### Problem details
Among the lines below, count those containing the word "players". Give the number only.

Dataset records
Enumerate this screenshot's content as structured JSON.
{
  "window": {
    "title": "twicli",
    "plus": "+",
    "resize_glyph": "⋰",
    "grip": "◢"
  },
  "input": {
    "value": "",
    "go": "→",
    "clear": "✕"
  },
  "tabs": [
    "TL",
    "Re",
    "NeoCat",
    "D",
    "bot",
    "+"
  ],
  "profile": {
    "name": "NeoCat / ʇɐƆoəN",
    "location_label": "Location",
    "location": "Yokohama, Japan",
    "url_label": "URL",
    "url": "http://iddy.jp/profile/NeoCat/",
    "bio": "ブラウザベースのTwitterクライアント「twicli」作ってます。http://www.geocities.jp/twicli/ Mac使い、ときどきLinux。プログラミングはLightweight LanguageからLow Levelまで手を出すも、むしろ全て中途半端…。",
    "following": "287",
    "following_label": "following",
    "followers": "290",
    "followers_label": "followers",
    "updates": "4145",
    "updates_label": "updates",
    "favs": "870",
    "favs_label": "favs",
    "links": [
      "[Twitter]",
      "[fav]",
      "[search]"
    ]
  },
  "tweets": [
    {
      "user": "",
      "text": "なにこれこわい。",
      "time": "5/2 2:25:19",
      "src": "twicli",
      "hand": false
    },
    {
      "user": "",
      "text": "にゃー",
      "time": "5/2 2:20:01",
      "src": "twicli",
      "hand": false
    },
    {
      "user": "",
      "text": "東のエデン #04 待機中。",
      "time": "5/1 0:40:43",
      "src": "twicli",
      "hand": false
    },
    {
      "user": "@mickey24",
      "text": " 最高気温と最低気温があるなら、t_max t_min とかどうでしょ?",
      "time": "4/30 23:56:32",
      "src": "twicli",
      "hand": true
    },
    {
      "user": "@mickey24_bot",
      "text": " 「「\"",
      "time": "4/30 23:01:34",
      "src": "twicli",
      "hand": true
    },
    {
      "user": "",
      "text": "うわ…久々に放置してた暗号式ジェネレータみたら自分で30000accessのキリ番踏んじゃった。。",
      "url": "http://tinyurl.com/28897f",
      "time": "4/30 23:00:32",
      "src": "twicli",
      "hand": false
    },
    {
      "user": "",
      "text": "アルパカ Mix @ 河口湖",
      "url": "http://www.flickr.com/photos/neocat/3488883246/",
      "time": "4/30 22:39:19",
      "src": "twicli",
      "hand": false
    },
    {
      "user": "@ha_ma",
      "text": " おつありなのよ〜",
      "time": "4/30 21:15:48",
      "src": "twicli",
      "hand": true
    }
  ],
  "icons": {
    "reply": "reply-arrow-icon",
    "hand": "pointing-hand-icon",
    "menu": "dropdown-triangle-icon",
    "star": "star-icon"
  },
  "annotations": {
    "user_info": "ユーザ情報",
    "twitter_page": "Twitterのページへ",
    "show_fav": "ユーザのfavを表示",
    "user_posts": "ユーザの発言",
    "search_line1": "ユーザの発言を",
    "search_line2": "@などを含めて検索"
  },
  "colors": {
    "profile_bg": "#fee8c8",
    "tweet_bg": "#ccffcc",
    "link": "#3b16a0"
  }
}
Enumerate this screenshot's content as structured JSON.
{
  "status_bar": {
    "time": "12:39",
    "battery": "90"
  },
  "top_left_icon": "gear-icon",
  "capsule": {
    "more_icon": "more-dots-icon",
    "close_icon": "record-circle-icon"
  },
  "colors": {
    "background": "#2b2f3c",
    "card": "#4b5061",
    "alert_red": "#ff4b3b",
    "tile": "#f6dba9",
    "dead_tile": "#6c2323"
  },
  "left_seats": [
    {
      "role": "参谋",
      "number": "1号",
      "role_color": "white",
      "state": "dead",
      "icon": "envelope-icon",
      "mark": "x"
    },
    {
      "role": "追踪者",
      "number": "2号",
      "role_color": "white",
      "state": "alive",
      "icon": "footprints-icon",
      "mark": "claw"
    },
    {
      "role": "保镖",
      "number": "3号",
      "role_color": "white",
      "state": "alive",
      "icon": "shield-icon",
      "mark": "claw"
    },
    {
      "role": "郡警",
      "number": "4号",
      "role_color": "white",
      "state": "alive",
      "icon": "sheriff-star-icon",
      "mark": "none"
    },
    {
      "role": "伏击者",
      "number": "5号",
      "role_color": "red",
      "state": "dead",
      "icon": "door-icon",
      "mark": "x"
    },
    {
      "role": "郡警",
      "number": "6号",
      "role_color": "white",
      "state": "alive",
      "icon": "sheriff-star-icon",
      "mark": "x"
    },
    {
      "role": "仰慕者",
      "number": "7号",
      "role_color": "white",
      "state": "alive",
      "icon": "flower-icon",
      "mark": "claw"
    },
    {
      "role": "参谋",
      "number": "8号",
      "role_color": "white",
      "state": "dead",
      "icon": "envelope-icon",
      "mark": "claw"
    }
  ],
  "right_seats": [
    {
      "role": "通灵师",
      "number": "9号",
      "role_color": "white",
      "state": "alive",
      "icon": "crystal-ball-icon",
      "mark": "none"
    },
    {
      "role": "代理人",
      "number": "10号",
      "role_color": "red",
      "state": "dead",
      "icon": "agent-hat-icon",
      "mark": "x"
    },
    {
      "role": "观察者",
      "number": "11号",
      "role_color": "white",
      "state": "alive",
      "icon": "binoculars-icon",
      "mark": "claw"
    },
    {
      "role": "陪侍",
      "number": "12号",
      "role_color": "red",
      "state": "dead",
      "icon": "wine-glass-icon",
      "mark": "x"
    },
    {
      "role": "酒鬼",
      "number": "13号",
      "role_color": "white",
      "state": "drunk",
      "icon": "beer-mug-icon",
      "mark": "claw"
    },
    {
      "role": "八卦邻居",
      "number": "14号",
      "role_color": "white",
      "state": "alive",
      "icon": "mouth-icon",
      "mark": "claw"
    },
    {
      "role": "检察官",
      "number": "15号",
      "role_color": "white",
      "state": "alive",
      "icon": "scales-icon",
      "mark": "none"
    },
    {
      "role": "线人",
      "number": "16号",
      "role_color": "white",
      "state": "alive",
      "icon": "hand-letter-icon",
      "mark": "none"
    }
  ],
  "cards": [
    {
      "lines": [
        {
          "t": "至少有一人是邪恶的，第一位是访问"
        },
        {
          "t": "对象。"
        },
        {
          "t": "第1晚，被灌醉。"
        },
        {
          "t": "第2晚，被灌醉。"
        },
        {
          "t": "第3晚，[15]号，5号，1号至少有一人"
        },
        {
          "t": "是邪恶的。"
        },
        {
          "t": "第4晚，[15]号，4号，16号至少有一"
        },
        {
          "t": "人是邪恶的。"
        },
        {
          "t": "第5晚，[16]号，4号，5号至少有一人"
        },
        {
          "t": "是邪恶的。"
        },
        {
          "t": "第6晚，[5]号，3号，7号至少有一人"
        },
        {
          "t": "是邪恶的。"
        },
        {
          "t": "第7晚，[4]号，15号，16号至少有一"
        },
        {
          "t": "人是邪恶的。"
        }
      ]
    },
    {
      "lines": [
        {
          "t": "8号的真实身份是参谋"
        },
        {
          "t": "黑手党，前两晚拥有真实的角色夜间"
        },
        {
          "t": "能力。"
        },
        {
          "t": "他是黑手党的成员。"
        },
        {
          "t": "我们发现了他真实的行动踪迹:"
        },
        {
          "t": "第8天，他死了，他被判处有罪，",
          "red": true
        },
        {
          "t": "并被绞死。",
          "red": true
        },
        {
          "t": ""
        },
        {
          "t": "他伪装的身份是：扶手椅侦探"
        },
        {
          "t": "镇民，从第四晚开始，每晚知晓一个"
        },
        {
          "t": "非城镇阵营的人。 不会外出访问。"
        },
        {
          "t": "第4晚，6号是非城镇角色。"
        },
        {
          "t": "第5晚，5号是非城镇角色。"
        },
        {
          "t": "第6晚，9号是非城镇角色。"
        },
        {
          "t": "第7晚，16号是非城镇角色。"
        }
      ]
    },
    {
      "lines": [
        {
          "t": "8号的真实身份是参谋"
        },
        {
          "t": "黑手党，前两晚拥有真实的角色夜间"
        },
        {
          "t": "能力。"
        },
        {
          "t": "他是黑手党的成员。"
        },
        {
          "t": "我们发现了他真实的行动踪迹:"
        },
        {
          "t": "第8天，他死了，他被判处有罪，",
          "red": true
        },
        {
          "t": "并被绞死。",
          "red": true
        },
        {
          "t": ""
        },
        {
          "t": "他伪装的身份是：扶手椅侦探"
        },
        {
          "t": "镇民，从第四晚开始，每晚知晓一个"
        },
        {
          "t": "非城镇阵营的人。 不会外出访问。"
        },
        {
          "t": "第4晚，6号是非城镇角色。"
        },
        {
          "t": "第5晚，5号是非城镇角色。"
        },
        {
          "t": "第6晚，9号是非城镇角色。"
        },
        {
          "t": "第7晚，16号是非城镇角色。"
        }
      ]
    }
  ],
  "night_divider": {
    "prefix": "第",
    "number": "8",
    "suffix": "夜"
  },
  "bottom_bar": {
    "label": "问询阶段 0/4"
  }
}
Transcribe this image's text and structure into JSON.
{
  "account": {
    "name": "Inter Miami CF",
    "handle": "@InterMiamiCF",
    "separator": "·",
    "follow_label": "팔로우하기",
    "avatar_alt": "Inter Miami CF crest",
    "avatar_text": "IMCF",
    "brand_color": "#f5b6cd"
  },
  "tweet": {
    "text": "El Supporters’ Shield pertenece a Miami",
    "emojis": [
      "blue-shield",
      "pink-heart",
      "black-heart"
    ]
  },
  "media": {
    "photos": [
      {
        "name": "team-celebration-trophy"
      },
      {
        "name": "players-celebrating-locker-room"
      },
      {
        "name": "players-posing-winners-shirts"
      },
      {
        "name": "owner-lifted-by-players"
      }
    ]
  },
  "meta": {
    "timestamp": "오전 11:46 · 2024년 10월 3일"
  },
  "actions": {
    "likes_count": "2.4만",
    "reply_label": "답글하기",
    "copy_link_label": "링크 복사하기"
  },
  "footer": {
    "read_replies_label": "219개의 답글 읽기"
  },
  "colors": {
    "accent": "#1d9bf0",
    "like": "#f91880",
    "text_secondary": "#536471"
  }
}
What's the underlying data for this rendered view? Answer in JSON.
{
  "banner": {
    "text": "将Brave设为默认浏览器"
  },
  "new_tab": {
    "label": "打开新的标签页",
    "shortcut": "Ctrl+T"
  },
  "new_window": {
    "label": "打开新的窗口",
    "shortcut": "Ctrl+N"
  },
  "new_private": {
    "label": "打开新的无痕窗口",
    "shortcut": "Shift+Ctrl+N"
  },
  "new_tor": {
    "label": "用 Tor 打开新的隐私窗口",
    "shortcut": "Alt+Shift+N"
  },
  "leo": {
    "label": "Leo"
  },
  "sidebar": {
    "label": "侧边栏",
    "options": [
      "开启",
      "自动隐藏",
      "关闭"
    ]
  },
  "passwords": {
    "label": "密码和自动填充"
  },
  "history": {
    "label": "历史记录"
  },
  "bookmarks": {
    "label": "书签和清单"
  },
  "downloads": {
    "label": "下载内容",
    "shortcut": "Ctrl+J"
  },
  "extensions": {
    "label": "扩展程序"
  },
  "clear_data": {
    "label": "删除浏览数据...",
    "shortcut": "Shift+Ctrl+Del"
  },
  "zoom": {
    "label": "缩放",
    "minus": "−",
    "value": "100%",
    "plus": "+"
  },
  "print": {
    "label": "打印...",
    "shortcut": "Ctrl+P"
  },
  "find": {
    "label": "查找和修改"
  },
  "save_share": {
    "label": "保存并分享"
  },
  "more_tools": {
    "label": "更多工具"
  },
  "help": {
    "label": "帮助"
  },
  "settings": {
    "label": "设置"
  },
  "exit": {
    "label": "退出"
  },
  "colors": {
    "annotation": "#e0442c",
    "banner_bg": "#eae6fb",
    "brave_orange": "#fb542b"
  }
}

### Task result
3